Exercise directions: Show all lines of the listing that hold the word "Peak".

(Extracts from a graphics dataset)
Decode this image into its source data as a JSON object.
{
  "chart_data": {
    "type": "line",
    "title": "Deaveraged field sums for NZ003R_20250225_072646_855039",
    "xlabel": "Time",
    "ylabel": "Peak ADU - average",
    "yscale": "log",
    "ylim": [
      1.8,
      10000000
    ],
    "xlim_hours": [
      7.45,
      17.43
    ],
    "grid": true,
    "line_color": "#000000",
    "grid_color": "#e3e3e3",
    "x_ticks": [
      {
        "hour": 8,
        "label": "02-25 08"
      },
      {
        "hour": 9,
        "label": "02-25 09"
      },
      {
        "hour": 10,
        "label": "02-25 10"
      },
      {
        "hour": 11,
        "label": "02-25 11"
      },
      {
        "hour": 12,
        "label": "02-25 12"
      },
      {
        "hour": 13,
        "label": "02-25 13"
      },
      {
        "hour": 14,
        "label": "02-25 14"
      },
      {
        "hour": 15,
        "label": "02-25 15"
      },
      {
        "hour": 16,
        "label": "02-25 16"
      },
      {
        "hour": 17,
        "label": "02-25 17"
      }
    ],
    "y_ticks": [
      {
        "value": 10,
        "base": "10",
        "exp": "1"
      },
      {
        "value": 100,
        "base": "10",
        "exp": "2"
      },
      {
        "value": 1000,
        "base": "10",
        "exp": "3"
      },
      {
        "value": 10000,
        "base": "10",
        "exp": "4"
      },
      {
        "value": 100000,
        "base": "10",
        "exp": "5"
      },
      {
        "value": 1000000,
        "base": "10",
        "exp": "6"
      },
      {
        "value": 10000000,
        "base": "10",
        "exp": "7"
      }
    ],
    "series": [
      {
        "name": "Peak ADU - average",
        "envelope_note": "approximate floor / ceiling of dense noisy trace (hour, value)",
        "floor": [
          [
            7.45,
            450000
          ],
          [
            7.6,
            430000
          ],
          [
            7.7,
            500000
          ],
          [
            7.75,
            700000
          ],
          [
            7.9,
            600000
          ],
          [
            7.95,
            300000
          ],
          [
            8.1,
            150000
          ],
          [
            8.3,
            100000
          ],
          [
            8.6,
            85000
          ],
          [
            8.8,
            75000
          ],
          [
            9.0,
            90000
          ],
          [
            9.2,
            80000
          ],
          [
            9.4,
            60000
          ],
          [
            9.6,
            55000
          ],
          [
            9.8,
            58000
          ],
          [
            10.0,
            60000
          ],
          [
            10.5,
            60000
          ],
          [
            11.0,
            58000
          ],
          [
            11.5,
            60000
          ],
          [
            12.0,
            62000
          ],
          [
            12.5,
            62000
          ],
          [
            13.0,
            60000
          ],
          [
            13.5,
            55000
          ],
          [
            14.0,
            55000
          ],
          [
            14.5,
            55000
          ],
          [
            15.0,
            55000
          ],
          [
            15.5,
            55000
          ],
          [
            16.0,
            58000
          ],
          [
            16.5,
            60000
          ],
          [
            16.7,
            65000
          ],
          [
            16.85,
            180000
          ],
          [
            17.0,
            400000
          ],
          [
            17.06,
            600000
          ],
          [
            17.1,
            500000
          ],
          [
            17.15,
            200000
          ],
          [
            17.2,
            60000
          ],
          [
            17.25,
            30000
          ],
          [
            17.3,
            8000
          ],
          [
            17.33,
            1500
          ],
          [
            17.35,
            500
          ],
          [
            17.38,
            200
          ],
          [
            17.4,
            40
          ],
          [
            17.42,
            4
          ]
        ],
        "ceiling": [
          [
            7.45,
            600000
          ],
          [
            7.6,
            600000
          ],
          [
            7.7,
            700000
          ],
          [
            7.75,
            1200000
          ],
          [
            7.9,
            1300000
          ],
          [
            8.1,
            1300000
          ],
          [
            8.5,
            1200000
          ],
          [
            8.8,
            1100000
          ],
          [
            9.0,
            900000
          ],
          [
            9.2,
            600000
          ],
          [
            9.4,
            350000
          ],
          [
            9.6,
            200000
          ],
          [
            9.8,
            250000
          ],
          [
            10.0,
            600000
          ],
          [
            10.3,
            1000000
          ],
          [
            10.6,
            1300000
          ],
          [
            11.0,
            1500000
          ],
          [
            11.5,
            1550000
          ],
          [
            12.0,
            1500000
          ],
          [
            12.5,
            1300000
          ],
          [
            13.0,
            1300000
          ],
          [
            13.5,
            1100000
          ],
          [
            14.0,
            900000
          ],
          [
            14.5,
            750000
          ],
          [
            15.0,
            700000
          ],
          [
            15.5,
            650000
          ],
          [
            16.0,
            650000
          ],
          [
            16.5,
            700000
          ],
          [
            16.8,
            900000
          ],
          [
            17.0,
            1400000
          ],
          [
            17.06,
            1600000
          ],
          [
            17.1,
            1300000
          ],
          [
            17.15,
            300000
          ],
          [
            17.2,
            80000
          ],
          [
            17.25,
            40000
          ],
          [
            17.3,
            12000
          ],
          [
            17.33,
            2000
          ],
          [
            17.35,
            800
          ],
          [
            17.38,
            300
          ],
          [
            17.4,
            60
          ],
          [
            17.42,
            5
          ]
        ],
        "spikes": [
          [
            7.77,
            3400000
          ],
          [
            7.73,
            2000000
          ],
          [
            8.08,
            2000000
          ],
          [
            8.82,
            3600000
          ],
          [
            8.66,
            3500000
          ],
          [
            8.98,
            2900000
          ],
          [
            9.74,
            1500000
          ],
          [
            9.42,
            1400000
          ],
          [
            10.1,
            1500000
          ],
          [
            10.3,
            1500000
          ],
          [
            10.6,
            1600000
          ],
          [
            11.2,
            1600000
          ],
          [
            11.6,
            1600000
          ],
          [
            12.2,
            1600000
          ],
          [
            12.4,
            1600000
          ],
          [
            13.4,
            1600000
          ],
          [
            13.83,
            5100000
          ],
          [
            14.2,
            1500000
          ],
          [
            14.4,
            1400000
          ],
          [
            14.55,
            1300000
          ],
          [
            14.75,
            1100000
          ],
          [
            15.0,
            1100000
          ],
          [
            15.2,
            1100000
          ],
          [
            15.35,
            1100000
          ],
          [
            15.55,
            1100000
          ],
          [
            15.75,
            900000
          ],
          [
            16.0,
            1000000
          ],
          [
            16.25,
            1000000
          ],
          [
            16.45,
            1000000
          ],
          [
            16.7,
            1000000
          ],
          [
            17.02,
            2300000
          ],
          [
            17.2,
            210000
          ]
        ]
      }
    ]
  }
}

Answer to this task:
    "ylabel": "Peak ADU - average",
        "name": "Peak ADU - average",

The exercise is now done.